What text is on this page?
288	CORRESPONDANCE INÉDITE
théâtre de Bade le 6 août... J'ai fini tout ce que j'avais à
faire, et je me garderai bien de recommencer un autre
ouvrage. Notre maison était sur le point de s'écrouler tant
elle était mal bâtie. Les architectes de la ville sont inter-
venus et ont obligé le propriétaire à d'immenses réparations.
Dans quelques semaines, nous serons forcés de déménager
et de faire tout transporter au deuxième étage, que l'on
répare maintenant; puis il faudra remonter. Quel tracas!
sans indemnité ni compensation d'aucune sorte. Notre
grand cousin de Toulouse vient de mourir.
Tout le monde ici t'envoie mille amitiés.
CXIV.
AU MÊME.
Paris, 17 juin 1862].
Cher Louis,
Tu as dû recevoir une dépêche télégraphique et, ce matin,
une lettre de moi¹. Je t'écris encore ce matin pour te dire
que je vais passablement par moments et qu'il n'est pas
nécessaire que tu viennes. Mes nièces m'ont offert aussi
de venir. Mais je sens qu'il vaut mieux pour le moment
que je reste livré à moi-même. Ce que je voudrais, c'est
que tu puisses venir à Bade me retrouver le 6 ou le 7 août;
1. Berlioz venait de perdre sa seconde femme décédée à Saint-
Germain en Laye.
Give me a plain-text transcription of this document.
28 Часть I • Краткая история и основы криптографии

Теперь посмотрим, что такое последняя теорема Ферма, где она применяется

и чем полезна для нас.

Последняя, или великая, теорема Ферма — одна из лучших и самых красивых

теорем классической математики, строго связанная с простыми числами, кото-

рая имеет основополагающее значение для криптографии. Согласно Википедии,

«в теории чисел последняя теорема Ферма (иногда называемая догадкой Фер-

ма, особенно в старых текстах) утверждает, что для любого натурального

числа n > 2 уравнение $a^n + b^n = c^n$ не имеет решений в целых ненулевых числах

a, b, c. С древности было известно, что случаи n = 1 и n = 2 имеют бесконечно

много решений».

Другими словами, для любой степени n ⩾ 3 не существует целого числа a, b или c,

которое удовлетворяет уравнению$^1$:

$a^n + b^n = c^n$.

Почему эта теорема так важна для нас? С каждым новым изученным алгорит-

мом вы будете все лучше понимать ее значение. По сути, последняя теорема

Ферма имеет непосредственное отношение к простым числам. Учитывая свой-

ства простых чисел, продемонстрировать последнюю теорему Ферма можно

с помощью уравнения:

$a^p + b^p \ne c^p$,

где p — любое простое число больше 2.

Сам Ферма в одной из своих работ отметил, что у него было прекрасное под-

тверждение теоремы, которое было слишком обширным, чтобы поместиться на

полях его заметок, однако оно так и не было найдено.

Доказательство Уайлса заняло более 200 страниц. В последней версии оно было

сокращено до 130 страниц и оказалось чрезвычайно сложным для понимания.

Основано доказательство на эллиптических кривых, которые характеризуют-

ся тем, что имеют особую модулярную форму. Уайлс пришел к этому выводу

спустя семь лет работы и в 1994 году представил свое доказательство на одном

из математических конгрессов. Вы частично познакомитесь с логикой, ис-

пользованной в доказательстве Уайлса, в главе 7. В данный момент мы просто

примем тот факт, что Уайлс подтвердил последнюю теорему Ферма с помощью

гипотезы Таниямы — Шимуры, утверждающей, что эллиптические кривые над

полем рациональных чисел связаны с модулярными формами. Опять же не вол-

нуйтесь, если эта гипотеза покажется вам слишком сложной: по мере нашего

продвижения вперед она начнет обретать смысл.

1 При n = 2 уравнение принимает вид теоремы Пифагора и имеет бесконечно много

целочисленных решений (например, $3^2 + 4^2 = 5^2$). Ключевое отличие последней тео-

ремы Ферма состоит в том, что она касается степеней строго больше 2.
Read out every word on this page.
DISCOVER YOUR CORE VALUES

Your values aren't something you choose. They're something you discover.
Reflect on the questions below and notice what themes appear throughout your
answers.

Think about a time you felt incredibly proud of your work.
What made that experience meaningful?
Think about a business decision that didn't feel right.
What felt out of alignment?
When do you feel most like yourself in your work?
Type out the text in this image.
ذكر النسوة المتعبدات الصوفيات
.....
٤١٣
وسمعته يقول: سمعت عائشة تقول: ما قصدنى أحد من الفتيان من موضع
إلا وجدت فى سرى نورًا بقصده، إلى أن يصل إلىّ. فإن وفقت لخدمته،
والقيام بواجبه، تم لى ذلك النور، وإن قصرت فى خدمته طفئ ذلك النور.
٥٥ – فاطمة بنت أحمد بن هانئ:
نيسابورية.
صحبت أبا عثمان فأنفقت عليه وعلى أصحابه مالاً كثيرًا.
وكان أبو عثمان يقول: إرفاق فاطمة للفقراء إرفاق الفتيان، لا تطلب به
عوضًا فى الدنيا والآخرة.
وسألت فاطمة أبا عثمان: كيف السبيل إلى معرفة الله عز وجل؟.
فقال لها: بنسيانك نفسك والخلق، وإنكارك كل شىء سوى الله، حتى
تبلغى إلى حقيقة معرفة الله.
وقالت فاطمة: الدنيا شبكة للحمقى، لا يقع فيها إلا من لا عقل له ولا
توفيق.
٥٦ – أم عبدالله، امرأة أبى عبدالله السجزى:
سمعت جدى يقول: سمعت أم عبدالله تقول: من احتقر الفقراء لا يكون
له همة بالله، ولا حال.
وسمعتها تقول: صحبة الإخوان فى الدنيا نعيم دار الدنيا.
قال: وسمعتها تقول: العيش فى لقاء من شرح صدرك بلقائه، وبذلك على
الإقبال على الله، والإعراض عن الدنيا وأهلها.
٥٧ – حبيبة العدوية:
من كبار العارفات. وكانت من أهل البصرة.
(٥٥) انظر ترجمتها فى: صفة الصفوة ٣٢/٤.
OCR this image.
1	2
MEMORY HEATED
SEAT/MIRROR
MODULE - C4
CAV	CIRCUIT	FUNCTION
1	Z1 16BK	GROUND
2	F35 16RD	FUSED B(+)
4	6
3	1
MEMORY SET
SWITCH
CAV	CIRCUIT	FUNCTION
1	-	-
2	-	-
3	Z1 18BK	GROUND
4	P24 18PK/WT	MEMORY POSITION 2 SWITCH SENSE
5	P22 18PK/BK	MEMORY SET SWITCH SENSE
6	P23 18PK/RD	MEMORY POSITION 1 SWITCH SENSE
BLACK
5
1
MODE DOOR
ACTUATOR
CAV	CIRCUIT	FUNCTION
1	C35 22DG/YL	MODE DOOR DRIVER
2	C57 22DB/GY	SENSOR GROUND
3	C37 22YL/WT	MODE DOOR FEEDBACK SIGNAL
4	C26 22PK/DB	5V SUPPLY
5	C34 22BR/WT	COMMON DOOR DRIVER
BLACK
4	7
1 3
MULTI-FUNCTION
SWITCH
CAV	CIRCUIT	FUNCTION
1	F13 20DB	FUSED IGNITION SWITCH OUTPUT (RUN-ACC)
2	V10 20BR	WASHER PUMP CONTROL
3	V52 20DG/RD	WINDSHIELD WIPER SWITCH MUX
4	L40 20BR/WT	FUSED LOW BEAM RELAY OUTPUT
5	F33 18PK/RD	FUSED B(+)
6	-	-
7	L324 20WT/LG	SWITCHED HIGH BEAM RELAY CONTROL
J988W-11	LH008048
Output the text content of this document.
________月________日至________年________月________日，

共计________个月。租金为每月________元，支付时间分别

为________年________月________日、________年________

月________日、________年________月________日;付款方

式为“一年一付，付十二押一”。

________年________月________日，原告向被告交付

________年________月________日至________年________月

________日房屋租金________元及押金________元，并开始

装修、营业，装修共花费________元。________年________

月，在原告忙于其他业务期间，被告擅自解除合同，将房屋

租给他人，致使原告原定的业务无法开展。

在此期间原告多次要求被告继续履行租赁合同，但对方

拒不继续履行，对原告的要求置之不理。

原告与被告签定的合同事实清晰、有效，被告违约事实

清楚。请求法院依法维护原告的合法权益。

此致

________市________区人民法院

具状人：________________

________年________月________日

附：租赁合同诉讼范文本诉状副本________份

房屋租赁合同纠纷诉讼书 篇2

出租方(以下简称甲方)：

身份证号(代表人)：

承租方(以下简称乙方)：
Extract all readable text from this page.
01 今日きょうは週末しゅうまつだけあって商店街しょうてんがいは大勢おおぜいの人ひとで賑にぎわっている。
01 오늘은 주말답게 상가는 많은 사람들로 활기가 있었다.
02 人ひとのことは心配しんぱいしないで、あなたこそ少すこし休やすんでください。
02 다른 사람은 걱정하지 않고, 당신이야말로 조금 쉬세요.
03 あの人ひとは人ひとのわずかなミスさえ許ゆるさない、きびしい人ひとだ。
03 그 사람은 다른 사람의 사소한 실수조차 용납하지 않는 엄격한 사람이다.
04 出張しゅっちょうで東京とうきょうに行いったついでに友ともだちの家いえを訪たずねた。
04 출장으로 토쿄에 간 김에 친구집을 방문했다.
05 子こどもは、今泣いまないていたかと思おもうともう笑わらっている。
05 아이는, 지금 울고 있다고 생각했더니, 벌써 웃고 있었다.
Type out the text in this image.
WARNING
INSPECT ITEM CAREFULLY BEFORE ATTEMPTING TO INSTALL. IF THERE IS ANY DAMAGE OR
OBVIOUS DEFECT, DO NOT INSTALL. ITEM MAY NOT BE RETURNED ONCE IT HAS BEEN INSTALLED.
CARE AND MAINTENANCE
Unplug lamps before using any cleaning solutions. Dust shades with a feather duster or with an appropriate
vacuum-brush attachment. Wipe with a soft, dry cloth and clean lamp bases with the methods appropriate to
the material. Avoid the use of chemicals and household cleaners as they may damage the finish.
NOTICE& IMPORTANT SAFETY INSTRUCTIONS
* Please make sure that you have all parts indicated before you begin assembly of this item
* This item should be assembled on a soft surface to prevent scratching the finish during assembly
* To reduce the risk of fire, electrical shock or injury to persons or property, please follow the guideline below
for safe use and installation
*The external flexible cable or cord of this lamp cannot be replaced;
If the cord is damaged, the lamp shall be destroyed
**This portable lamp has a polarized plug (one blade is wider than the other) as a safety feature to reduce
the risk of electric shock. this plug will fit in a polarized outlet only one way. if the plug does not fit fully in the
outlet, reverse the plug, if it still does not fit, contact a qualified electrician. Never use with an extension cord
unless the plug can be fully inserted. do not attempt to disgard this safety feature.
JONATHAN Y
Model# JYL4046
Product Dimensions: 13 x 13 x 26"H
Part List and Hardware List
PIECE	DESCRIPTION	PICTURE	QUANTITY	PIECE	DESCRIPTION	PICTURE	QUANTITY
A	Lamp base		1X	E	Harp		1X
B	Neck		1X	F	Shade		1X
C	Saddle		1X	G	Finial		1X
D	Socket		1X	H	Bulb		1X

Problem to work on:
The records are above. How many lines in them contain the word "معرفة"? Give the number alone.

Full answer:
2